*TASK DETAILS*
Word for word, repeat the entries, minus the pictures.

*TASK MATERIAL*
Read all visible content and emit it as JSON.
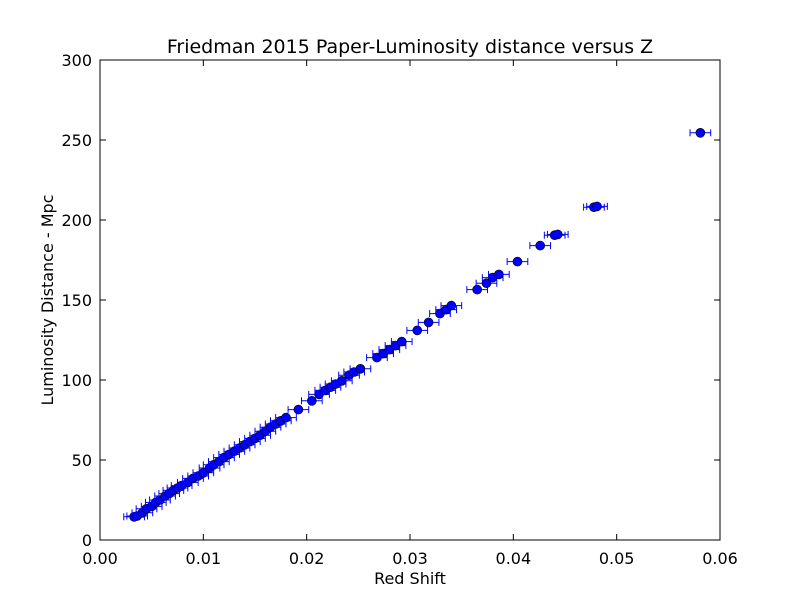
{
  "chart_data": {
    "type": "scatter",
    "title": "Friedman 2015 Paper-Luminosity distance versus Z",
    "xlabel": "Red Shift",
    "ylabel": "Luminosity Distance - Mpc",
    "xlim": [
      0.0,
      0.06
    ],
    "ylim": [
      0,
      300
    ],
    "xticks": [
      "0.00",
      "0.01",
      "0.02",
      "0.03",
      "0.04",
      "0.05",
      "0.06"
    ],
    "yticks": [
      "0",
      "50",
      "100",
      "150",
      "200",
      "250",
      "300"
    ],
    "grid": false,
    "marker_color": "#0000ff",
    "error_bar_color": "#0000ff",
    "x_error": 0.001,
    "points": [
      [
        0.0033,
        14.5
      ],
      [
        0.0036,
        15.0
      ],
      [
        0.0041,
        17.0
      ],
      [
        0.0045,
        19.5
      ],
      [
        0.005,
        21.0
      ],
      [
        0.0054,
        23.5
      ],
      [
        0.0058,
        25.0
      ],
      [
        0.0063,
        27.5
      ],
      [
        0.0067,
        29.0
      ],
      [
        0.0071,
        31.0
      ],
      [
        0.0075,
        32.5
      ],
      [
        0.0079,
        34.0
      ],
      [
        0.0085,
        36.0
      ],
      [
        0.009,
        38.5
      ],
      [
        0.0095,
        40.0
      ],
      [
        0.01,
        42.0
      ],
      [
        0.0106,
        45.0
      ],
      [
        0.011,
        47.0
      ],
      [
        0.0115,
        49.0
      ],
      [
        0.012,
        51.5
      ],
      [
        0.0125,
        53.5
      ],
      [
        0.013,
        55.5
      ],
      [
        0.0135,
        57.5
      ],
      [
        0.014,
        59.5
      ],
      [
        0.0145,
        61.5
      ],
      [
        0.015,
        63.5
      ],
      [
        0.0155,
        65.5
      ],
      [
        0.016,
        68.0
      ],
      [
        0.0165,
        70.5
      ],
      [
        0.017,
        72.5
      ],
      [
        0.0175,
        74.5
      ],
      [
        0.018,
        76.5
      ],
      [
        0.0192,
        81.5
      ],
      [
        0.0205,
        87.0
      ],
      [
        0.0212,
        91.0
      ],
      [
        0.0218,
        93.5
      ],
      [
        0.0223,
        95.5
      ],
      [
        0.0228,
        97.5
      ],
      [
        0.0234,
        99.5
      ],
      [
        0.0241,
        103.0
      ],
      [
        0.0246,
        105.0
      ],
      [
        0.0252,
        107.0
      ],
      [
        0.0268,
        114.0
      ],
      [
        0.0274,
        116.5
      ],
      [
        0.028,
        119.0
      ],
      [
        0.0286,
        121.5
      ],
      [
        0.0292,
        124.0
      ],
      [
        0.0307,
        131.0
      ],
      [
        0.0318,
        136.0
      ],
      [
        0.0329,
        141.5
      ],
      [
        0.0335,
        144.0
      ],
      [
        0.034,
        146.5
      ],
      [
        0.0365,
        156.5
      ],
      [
        0.0374,
        160.5
      ],
      [
        0.038,
        164.0
      ],
      [
        0.0386,
        166.0
      ],
      [
        0.0404,
        174.0
      ],
      [
        0.0426,
        184.0
      ],
      [
        0.044,
        190.5
      ],
      [
        0.0443,
        191.0
      ],
      [
        0.0478,
        208.0
      ],
      [
        0.0481,
        208.5
      ],
      [
        0.0581,
        254.5
      ]
    ]
  }
}
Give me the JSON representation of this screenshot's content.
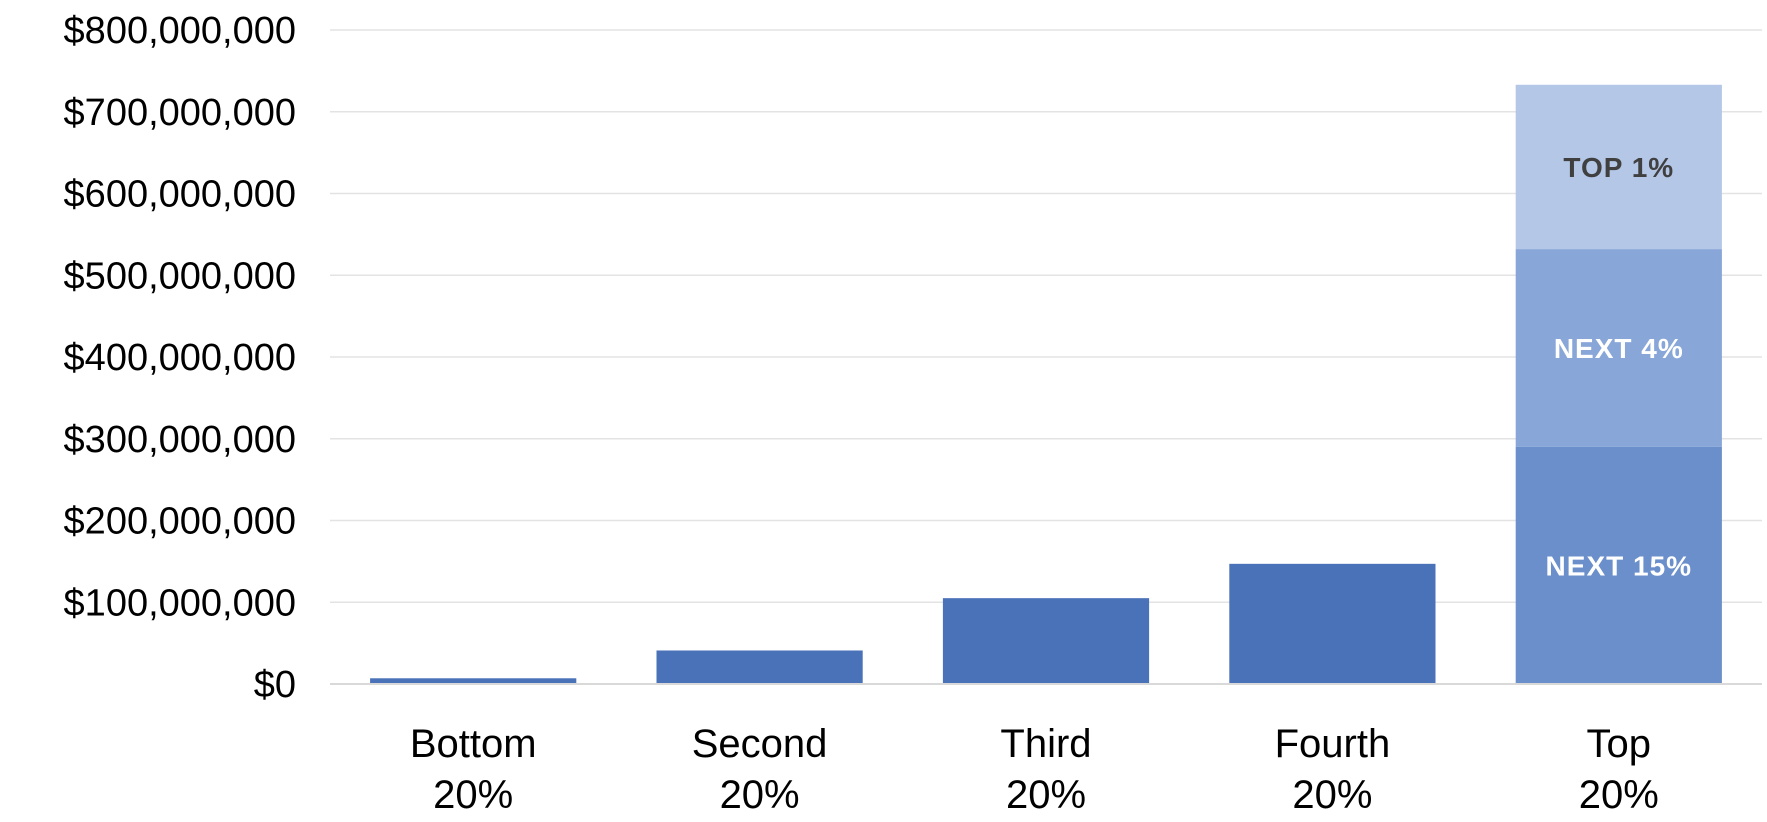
{
  "chart_data": {
    "type": "bar",
    "stacked": true,
    "title": "",
    "xlabel": "",
    "ylabel": "",
    "ylim": [
      0,
      800000000
    ],
    "y_ticks": [
      0,
      100000000,
      200000000,
      300000000,
      400000000,
      500000000,
      600000000,
      700000000,
      800000000
    ],
    "y_tick_labels": [
      "$0",
      "$100,000,000",
      "$200,000,000",
      "$300,000,000",
      "$400,000,000",
      "$500,000,000",
      "$600,000,000",
      "$700,000,000",
      "$800,000,000"
    ],
    "grid": true,
    "legend": "none",
    "categories": [
      {
        "line1": "Bottom",
        "line2": "20%"
      },
      {
        "line1": "Second",
        "line2": "20%"
      },
      {
        "line1": "Third",
        "line2": "20%"
      },
      {
        "line1": "Fourth",
        "line2": "20%"
      },
      {
        "line1": "Top",
        "line2": "20%"
      }
    ],
    "bars": [
      {
        "segments": [
          {
            "value": 7000000,
            "label": "",
            "color": "#4a72b8"
          }
        ]
      },
      {
        "segments": [
          {
            "value": 41000000,
            "label": "",
            "color": "#4a72b8"
          }
        ]
      },
      {
        "segments": [
          {
            "value": 105000000,
            "label": "",
            "color": "#4a72b8"
          }
        ]
      },
      {
        "segments": [
          {
            "value": 147000000,
            "label": "",
            "color": "#4a72b8"
          }
        ]
      },
      {
        "segments": [
          {
            "value": 290000000,
            "label": "NEXT 15%",
            "color": "#6b8fcb",
            "label_color": "#ffffff"
          },
          {
            "value": 242000000,
            "label": "NEXT 4%",
            "color": "#89a6d8",
            "label_color": "#ffffff"
          },
          {
            "value": 201000000,
            "label": "TOP 1%",
            "color": "#b4c7e7",
            "label_color": "#404040"
          }
        ]
      }
    ],
    "colors": {
      "bar": "#4a72b8",
      "grid": "#e3e3e3",
      "axis": "#d9d9d9"
    }
  }
}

*RESPONSE TO THE EXERCISE*
Read all visible content and emit it as JSON.
{
  "chart_data": {
    "type": "scatter",
    "title": "Friedman 2015 Paper-Luminosity distance versus Z",
    "xlabel": "Red Shift",
    "ylabel": "Luminosity Distance - Mpc",
    "xlim": [
      0.0,
      0.06
    ],
    "ylim": [
      0,
      300
    ],
    "xticks": [
      "0.00",
      "0.01",
      "0.02",
      "0.03",
      "0.04",
      "0.05",
      "0.06"
    ],
    "yticks": [
      "0",
      "50",
      "100",
      "150",
      "200",
      "250",
      "300"
    ],
    "grid": false,
    "marker_color": "#0000ff",
    "error_bar_color": "#0000ff",
    "x_error": 0.001,
    "points": [
      [
        0.0033,
        14.5
      ],
      [
        0.0036,
        15.0
      ],
      [
        0.0041,
        17.0
      ],
      [
        0.0045,
        19.5
      ],
      [
        0.005,
        21.0
      ],
      [
        0.0054,
        23.5
      ],
      [
        0.0058,
        25.0
      ],
      [
        0.0063,
        27.5
      ],
      [
        0.0067,
        29.0
      ],
      [
        0.0071,
        31.0
      ],
      [
        0.0075,
        32.5
      ],
      [
        0.0079,
        34.0
      ],
      [
        0.0085,
        36.0
      ],
      [
        0.009,
        38.5
      ],
      [
        0.0095,
        40.0
      ],
      [
        0.01,
        42.0
      ],
      [
        0.0106,
        45.0
      ],
      [
        0.011,
        47.0
      ],
      [
        0.0115,
        49.0
      ],
      [
        0.012,
        51.5
      ],
      [
        0.0125,
        53.5
      ],
      [
        0.013,
        55.5
      ],
      [
        0.0135,
        57.5
      ],
      [
        0.014,
        59.5
      ],
      [
        0.0145,
        61.5
      ],
      [
        0.015,
        63.5
      ],
      [
        0.0155,
        65.5
      ],
      [
        0.016,
        68.0
      ],
      [
        0.0165,
        70.5
      ],
      [
        0.017,
        72.5
      ],
      [
        0.0175,
        74.5
      ],
      [
        0.018,
        76.5
      ],
      [
        0.0192,
        81.5
      ],
      [
        0.0205,
        87.0
      ],
      [
        0.0212,
        91.0
      ],
      [
        0.0218,
        93.5
      ],
      [
        0.0223,
        95.5
      ],
      [
        0.0228,
        97.5
      ],
      [
        0.0234,
        99.5
      ],
      [
        0.0241,
        103.0
      ],
      [
        0.0246,
        105.0
      ],
      [
        0.0252,
        107.0
      ],
      [
        0.0268,
        114.0
      ],
      [
        0.0274,
        116.5
      ],
      [
        0.028,
        119.0
      ],
      [
        0.0286,
        121.5
      ],
      [
        0.0292,
        124.0
      ],
      [
        0.0307,
        131.0
      ],
      [
        0.0318,
        136.0
      ],
      [
        0.0329,
        141.5
      ],
      [
        0.0335,
        144.0
      ],
      [
        0.034,
        146.5
      ],
      [
        0.0365,
        156.5
      ],
      [
        0.0374,
        160.5
      ],
      [
        0.038,
        164.0
      ],
      [
        0.0386,
        166.0
      ],
      [
        0.0404,
        174.0
      ],
      [
        0.0426,
        184.0
      ],
      [
        0.044,
        190.5
      ],
      [
        0.0443,
        191.0
      ],
      [
        0.0478,
        208.0
      ],
      [
        0.0481,
        208.5
      ],
      [
        0.0581,
        254.5
      ]
    ]
  }
}
Give me the JSON representation of this screenshot's content.
{
  "chart_data": {
    "type": "bar",
    "stacked": true,
    "title": "",
    "xlabel": "",
    "ylabel": "",
    "ylim": [
      0,
      800000000
    ],
    "y_ticks": [
      0,
      100000000,
      200000000,
      300000000,
      400000000,
      500000000,
      600000000,
      700000000,
      800000000
    ],
    "y_tick_labels": [
      "$0",
      "$100,000,000",
      "$200,000,000",
      "$300,000,000",
      "$400,000,000",
      "$500,000,000",
      "$600,000,000",
      "$700,000,000",
      "$800,000,000"
    ],
    "grid": true,
    "legend": "none",
    "categories": [
      {
        "line1": "Bottom",
        "line2": "20%"
      },
      {
        "line1": "Second",
        "line2": "20%"
      },
      {
        "line1": "Third",
        "line2": "20%"
      },
      {
        "line1": "Fourth",
        "line2": "20%"
      },
      {
        "line1": "Top",
        "line2": "20%"
      }
    ],
    "bars": [
      {
        "segments": [
          {
            "value": 7000000,
            "label": "",
            "color": "#4a72b8"
          }
        ]
      },
      {
        "segments": [
          {
            "value": 41000000,
            "label": "",
            "color": "#4a72b8"
          }
        ]
      },
      {
        "segments": [
          {
            "value": 105000000,
            "label": "",
            "color": "#4a72b8"
          }
        ]
      },
      {
        "segments": [
          {
            "value": 147000000,
            "label": "",
            "color": "#4a72b8"
          }
        ]
      },
      {
        "segments": [
          {
            "value": 290000000,
            "label": "NEXT 15%",
            "color": "#6b8fcb",
            "label_color": "#ffffff"
          },
          {
            "value": 242000000,
            "label": "NEXT 4%",
            "color": "#89a6d8",
            "label_color": "#ffffff"
          },
          {
            "value": 201000000,
            "label": "TOP 1%",
            "color": "#b4c7e7",
            "label_color": "#404040"
          }
        ]
      }
    ],
    "colors": {
      "bar": "#4a72b8",
      "grid": "#e3e3e3",
      "axis": "#d9d9d9"
    }
  }
}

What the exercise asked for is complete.